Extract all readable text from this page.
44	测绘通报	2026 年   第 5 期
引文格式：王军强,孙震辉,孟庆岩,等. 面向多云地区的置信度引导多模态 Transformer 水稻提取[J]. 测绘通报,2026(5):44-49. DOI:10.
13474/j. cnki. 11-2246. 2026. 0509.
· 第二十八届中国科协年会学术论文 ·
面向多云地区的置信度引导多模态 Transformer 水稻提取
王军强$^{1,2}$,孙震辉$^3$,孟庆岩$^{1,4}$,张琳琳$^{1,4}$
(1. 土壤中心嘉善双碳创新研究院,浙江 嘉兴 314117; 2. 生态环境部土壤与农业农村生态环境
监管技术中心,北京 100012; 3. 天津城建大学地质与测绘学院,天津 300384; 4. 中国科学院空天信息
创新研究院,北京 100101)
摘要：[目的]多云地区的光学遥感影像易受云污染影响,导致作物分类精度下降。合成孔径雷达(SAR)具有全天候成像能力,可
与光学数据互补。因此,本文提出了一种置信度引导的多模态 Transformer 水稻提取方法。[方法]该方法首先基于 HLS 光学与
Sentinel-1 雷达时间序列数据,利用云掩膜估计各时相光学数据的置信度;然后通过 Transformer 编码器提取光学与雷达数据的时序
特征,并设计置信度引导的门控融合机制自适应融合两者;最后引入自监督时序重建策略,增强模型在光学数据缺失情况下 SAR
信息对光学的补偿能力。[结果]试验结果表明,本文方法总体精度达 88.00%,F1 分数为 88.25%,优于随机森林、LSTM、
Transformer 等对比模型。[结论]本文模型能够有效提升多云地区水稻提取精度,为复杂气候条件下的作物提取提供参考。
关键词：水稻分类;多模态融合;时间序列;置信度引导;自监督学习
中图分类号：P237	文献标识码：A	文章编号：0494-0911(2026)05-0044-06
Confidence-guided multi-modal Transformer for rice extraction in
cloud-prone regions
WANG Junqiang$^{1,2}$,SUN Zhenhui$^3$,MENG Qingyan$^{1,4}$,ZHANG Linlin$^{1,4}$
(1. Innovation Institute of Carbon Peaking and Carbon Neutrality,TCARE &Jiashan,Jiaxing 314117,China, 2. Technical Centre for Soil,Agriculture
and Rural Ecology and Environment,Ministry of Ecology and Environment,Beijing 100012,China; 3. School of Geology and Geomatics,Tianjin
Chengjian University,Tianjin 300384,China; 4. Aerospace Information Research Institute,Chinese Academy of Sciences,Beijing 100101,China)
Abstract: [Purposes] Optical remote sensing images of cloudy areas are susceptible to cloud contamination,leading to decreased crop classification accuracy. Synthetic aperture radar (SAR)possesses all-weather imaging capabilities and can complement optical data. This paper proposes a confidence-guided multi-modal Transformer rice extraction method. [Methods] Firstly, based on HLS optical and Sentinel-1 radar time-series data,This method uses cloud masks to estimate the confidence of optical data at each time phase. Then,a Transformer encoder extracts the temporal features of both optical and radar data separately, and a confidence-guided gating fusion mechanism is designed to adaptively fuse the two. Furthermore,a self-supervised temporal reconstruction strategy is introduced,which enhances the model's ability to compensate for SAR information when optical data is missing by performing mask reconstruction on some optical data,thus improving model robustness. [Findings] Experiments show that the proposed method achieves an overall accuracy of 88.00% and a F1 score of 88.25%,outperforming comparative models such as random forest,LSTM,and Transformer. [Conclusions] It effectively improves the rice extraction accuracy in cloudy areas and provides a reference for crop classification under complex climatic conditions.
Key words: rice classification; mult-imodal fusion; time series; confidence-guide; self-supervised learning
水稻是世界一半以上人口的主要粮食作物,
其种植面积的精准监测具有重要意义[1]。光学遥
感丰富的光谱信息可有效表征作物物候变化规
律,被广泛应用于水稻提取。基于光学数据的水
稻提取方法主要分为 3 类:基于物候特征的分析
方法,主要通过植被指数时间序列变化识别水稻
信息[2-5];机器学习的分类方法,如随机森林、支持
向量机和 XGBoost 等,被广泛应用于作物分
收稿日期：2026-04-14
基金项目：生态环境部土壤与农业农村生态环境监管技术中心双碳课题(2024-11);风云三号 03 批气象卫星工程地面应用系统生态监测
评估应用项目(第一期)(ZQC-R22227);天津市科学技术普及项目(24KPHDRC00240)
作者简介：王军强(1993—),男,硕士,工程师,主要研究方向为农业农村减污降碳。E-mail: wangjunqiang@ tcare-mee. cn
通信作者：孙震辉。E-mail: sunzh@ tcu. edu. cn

**Task statement**
Only a number is wanted: how many lines of the material above hold "Institute"?

**Reply**
2